Check each line of the records below and collect those that include the word "name".

= DATA ENTRIES =
************

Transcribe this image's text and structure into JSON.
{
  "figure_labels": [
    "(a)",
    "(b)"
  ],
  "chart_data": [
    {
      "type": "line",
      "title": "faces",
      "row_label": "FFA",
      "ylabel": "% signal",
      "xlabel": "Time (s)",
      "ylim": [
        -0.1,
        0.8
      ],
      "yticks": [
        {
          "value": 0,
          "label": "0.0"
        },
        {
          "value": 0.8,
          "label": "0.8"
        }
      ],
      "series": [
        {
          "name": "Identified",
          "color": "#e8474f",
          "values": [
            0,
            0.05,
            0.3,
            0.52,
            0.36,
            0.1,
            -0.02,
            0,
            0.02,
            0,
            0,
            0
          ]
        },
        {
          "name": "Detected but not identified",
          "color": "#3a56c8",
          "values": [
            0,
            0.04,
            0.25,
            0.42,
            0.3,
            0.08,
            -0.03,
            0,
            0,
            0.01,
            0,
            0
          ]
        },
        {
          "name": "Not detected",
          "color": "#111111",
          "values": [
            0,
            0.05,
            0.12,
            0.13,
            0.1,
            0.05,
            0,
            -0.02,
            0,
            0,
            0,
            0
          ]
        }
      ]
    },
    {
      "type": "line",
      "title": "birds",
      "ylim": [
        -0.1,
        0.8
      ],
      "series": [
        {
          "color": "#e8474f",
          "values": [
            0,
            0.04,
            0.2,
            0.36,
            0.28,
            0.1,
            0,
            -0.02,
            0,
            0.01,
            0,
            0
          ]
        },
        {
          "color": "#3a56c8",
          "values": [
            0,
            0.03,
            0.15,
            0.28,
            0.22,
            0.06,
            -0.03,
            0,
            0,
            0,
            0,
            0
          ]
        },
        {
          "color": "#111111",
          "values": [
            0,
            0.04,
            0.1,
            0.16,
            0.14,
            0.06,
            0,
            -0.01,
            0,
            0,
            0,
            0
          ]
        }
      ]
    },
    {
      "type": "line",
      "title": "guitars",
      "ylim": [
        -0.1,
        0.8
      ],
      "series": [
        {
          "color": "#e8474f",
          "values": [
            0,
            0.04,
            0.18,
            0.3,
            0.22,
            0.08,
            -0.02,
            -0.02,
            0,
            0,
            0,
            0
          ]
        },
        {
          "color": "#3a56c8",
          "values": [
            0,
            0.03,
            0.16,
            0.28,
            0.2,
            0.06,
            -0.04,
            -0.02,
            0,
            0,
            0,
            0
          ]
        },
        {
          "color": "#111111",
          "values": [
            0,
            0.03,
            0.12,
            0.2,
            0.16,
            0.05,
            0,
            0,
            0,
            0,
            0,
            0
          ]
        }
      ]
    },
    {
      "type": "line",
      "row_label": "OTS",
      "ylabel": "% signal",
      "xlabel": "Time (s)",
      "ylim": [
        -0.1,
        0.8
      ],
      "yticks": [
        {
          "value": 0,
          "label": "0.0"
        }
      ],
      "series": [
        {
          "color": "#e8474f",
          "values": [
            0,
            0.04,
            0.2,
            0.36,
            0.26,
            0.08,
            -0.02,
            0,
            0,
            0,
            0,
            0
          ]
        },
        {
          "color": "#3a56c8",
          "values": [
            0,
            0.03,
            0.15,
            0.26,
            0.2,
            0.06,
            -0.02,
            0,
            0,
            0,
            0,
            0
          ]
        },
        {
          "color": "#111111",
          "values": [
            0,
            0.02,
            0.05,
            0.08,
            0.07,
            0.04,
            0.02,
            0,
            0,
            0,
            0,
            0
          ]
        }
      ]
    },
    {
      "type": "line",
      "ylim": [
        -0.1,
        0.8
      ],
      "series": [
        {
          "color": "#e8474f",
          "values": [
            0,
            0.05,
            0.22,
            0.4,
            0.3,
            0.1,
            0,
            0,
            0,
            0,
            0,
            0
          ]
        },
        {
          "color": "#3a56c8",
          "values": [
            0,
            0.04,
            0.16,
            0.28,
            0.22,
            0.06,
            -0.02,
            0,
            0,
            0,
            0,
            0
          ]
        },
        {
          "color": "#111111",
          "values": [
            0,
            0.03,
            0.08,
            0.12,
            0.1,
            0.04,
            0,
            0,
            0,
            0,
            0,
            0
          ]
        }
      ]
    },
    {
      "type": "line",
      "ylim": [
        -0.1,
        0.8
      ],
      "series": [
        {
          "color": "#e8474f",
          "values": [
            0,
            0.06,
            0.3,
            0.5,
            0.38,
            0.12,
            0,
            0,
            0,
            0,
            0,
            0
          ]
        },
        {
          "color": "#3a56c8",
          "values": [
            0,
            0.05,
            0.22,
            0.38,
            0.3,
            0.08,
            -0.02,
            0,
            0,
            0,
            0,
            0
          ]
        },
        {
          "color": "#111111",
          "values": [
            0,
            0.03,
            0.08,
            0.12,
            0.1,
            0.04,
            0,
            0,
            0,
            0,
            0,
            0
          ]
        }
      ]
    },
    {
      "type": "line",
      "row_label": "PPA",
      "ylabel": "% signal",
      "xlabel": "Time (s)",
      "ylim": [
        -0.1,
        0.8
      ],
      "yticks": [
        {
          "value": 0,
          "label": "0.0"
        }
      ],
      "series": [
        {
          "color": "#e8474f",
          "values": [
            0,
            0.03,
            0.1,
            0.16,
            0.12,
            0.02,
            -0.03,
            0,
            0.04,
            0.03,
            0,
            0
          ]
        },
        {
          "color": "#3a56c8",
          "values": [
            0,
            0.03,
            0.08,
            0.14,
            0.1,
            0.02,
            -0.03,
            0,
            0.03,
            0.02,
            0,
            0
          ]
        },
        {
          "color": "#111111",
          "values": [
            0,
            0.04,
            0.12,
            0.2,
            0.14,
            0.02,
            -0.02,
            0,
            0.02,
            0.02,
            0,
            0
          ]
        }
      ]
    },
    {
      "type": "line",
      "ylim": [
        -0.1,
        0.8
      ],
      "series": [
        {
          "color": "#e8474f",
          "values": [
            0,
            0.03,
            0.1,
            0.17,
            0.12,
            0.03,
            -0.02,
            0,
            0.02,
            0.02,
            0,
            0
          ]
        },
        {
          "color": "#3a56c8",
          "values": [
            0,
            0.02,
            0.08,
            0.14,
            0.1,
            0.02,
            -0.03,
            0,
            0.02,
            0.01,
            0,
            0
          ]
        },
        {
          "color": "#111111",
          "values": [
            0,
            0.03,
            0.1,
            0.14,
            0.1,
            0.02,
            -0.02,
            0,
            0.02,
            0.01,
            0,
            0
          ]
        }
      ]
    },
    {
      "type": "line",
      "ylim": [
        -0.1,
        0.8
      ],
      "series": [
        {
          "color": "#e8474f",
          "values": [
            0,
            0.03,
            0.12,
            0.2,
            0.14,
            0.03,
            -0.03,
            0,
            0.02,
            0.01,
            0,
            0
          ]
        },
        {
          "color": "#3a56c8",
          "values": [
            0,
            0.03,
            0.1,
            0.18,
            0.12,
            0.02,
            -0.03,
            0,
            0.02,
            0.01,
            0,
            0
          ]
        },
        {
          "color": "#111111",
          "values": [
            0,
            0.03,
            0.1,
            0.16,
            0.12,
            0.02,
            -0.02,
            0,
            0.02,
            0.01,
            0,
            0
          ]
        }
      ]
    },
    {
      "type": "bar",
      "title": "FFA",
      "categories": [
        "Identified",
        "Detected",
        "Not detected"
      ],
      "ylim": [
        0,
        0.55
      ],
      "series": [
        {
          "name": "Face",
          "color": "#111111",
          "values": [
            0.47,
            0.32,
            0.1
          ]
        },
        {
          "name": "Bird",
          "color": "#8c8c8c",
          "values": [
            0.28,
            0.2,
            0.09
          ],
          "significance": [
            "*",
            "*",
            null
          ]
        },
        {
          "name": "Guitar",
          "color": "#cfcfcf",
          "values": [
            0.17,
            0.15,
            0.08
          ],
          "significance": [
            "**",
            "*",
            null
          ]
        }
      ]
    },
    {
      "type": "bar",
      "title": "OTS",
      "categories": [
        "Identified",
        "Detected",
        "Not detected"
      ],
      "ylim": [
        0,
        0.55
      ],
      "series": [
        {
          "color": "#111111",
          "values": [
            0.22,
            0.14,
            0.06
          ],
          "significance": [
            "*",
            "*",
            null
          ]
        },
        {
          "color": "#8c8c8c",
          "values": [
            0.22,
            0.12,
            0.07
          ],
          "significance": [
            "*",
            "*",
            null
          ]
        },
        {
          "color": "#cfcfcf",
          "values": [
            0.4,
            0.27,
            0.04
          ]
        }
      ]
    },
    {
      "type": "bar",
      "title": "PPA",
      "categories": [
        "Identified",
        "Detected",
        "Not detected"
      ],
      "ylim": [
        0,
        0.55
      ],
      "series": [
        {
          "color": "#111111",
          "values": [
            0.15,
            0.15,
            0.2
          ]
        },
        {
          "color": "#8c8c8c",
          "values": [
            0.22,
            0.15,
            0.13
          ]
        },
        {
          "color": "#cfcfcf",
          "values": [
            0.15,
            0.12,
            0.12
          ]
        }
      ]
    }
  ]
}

************

= RESPONSE FOR THIS EXERCISE =
          "name": "Identified",
          "name": "Detected but not identified",
          "name": "Not detected",
          "name": "Face",
          "name": "Bird",
          "name": "Guitar",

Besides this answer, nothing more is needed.